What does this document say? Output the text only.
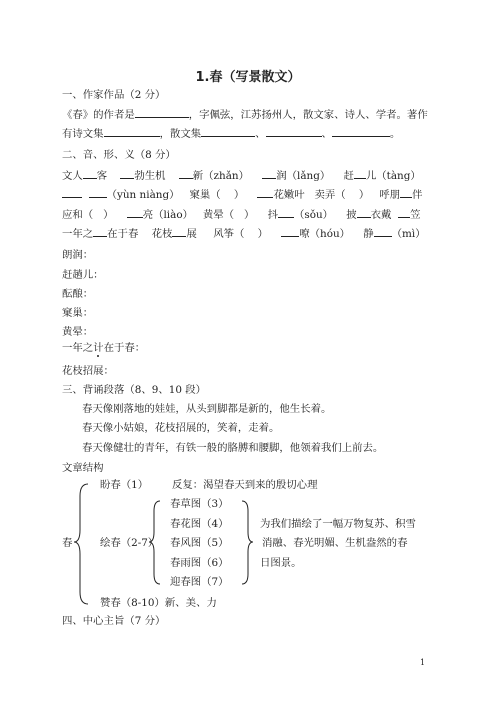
1.春（写景散文）
一、作家作品（2 分）
《春》的作者是	，字佩弦，江苏扬州人，散文家、诗人、学者。著作
有诗文集	，散文集	、	、	。
二、音、形、义（8 分）
文人 客	勃生机	新（zhǎn）	润（lǎng） 赶 儿（tàng）
（yùn niàng） 窠巢（ ）	花嫩叶 卖弄（ ） 呼朋 伴
应和（ ）	亮（liào） 黄晕（ ） 抖 （sǒu） 披 衣戴 笠
一年之 在于春 花枝 展 风筝（ ）	嘹（hóu） 静 （mì）
朗润：
赶趟儿：
酝酿：
窠巢：
黄晕：
一年之计在于春：
花枝招展：
三、背诵段落（8、9、10 段）
春天像刚落地的娃娃，从头到脚都是新的，他生长着。
春天像小姑娘，花枝招展的，笑着，走着。
春天像健壮的青年，有铁一般的胳膊和腰脚，他领着我们上前去。
文章结构
春
盼春（1） 反复：渴望春天到来的殷切心理
绘春（2-7）
春草图（3）
春花图（4）
春风图（5）
春雨图（6）
迎春图（7）
为我们描绘了一幅万物复苏、积雪
消融、春光明媚、生机盎然的春
日图景。
赞春（8-10）新、美、力
四、中心主旨（7 分）
1
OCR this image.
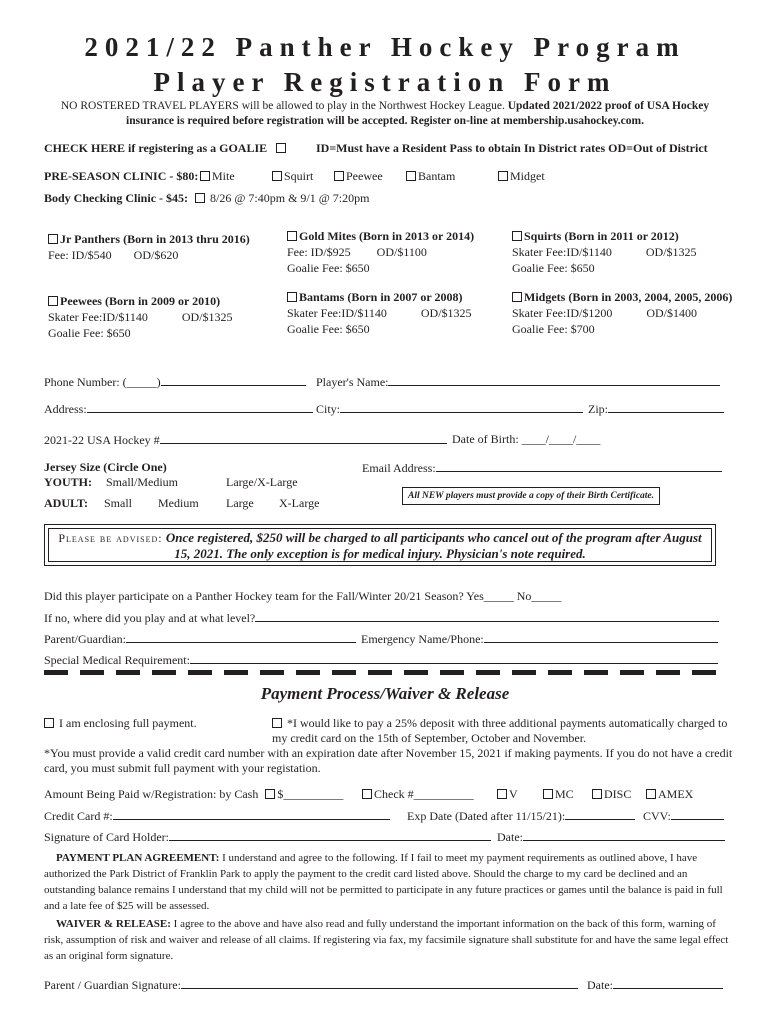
2021/22 Panther Hockey Program
Player Registration Form
NO ROSTERED TRAVEL PLAYERS will be allowed to play in the Northwest Hockey League. Updated 2021/2022 proof of USA Hockey insurance is required before registration will be accepted. Register on-line at membership.usahockey.com.
CHECK HERE if registering as a GOALIE	ID=Must have a Resident Pass to obtain In District rates OD=Out of District
PRE-SEASON CLINIC - $80:	Mite	Squirt	Peewee	Bantam	Midget
Body Checking Clinic - $45: 8/26 @ 7:40pm & 9/1 @ 7:20pm
Jr Panthers (Born in 2013 thru 2016)
Fee: ID/$540 OD/$620
Gold Mites (Born in 2013 or 2014)
Fee: ID/$925 OD/$1100
Goalie Fee: $650
Squirts (Born in 2011 or 2012)
Skater Fee:ID/$1140	OD/$1325
Goalie Fee: $650
Peewees (Born in 2009 or 2010)
Skater Fee:ID/$1140	OD/$1325
Goalie Fee: $650
Bantams (Born in 2007 or 2008)
Skater Fee:ID/$1140	OD/$1325
Goalie Fee: $650
Midgets (Born in 2003, 2004, 2005, 2006)
Skater Fee:ID/$1200	OD/$1400
Goalie Fee: $700
Phone Number: (_____)	Player's Name:
Address:	City:	Zip:
2021-22 USA Hockey #	Date of Birth: ____/____/____
Jersey Size (Circle One)
YOUTH: Small/Medium	Large/X-Large
ADULT: Small Medium Large X-Large
Email Address:
All NEW players must provide a copy of their Birth Certificate.
Please be advised: Once registered, $250 will be charged to all participants who cancel out of the program after August 15, 2021. The only exception is for medical injury. Physician's note required.
Did this player participate on a Panther Hockey team for the Fall/Winter 20/21 Season? Yes_____ No_____
If no, where did you play and at what level?
Parent/Guardian:	Emergency Name/Phone:
Special Medical Requirement:
Payment Process/Waiver & Release
I am enclosing full payment.	*I would like to pay a 25% deposit with three additional payments automatically charged to my credit card on the 15th of September, October and November.
*You must provide a valid credit card number with an expiration date after November 15, 2021 if making payments. If you do not have a credit card, you must submit full payment with your registation.
Amount Being Paid w/Registration: by Cash $__________	Check #__________	V	MC	DISC	AMEX
Credit Card #:	Exp Date (Dated after 11/15/21):	CVV:
Signature of Card Holder:	Date:
PAYMENT PLAN AGREEMENT: I understand and agree to the following. If I fail to meet my payment requirements as outlined above, I have authorized the Park District of Franklin Park to apply the payment to the credit card listed above. Should the charge to my card be declined and an outstanding balance remains I understand that my child will not be permitted to participate in any future practices or games until the balance is paid in full and a late fee of $25 will be assessed.
WAIVER & RELEASE: I agree to the above and have also read and fully understand the important information on the back of this form, warning of risk, assumption of risk and waiver and release of all claims. If registering via fax, my facsimile signature shall substitute for and have the same legal effect as an original form signature.
Parent / Guardian Signature:	Date:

■ ■ ■ ■

▶ **Written task**
Your task is to copy the entries in full and exactly, without any images.

▶ **Solved problem**
What does this document say? Output the text only.
1.春（写景散文）
一、作家作品（2 分）
《春》的作者是	，字佩弦，江苏扬州人，散文家、诗人、学者。著作
有诗文集	，散文集	、	、	。
二、音、形、义（8 分）
文人 客	勃生机	新（zhǎn）	润（lǎng） 赶 儿（tàng）
（yùn niàng） 窠巢（ ）	花嫩叶 卖弄（ ） 呼朋 伴
应和（ ）	亮（liào） 黄晕（ ） 抖 （sǒu） 披 衣戴 笠
一年之 在于春 花枝 展 风筝（ ）	嘹（hóu） 静 （mì）
朗润：
赶趟儿：
酝酿：
窠巢：
黄晕：
一年之计在于春：
花枝招展：
三、背诵段落（8、9、10 段）
春天像刚落地的娃娃，从头到脚都是新的，他生长着。
春天像小姑娘，花枝招展的，笑着，走着。
春天像健壮的青年，有铁一般的胳膊和腰脚，他领着我们上前去。
文章结构
春
盼春（1） 反复：渴望春天到来的殷切心理
绘春（2-7）
春草图（3）
春花图（4）
春风图（5）
春雨图（6）
迎春图（7）
为我们描绘了一幅万物复苏、积雪
消融、春光明媚、生机盎然的春
日图景。
赞春（8-10）新、美、力
四、中心主旨（7 分）
1
OCR this image.
2021/22 Panther Hockey Program
Player Registration Form
NO ROSTERED TRAVEL PLAYERS will be allowed to play in the Northwest Hockey League. Updated 2021/2022 proof of USA Hockey insurance is required before registration will be accepted. Register on-line at membership.usahockey.com.
CHECK HERE if registering as a GOALIE	ID=Must have a Resident Pass to obtain In District rates OD=Out of District
PRE-SEASON CLINIC - $80:	Mite	Squirt	Peewee	Bantam	Midget
Body Checking Clinic - $45: 8/26 @ 7:40pm & 9/1 @ 7:20pm
Jr Panthers (Born in 2013 thru 2016)
Fee: ID/$540 OD/$620
Gold Mites (Born in 2013 or 2014)
Fee: ID/$925 OD/$1100
Goalie Fee: $650
Squirts (Born in 2011 or 2012)
Skater Fee:ID/$1140	OD/$1325
Goalie Fee: $650
Peewees (Born in 2009 or 2010)
Skater Fee:ID/$1140	OD/$1325
Goalie Fee: $650
Bantams (Born in 2007 or 2008)
Skater Fee:ID/$1140	OD/$1325
Goalie Fee: $650
Midgets (Born in 2003, 2004, 2005, 2006)
Skater Fee:ID/$1200	OD/$1400
Goalie Fee: $700
Phone Number: (_____)	Player's Name:
Address:	City:	Zip:
2021-22 USA Hockey #	Date of Birth: ____/____/____
Jersey Size (Circle One)
YOUTH: Small/Medium	Large/X-Large
ADULT: Small Medium Large X-Large
Email Address:
All NEW players must provide a copy of their Birth Certificate.
Please be advised: Once registered, $250 will be charged to all participants who cancel out of the program after August 15, 2021. The only exception is for medical injury. Physician's note required.
Did this player participate on a Panther Hockey team for the Fall/Winter 20/21 Season? Yes_____ No_____
If no, where did you play and at what level?
Parent/Guardian:	Emergency Name/Phone:
Special Medical Requirement:
Payment Process/Waiver & Release
I am enclosing full payment.	*I would like to pay a 25% deposit with three additional payments automatically charged to my credit card on the 15th of September, October and November.
*You must provide a valid credit card number with an expiration date after November 15, 2021 if making payments. If you do not have a credit card, you must submit full payment with your registation.
Amount Being Paid w/Registration: by Cash $__________	Check #__________	V	MC	DISC	AMEX
Credit Card #:	Exp Date (Dated after 11/15/21):	CVV:
Signature of Card Holder:	Date:
PAYMENT PLAN AGREEMENT: I understand and agree to the following. If I fail to meet my payment requirements as outlined above, I have authorized the Park District of Franklin Park to apply the payment to the credit card listed above. Should the charge to my card be declined and an outstanding balance remains I understand that my child will not be permitted to participate in any future practices or games until the balance is paid in full and a late fee of $25 will be assessed.
WAIVER & RELEASE: I agree to the above and have also read and fully understand the important information on the back of this form, warning of risk, assumption of risk and waiver and release of all claims. If registering via fax, my facsimile signature shall substitute for and have the same legal effect as an original form signature.
Parent / Guardian Signature:	Date:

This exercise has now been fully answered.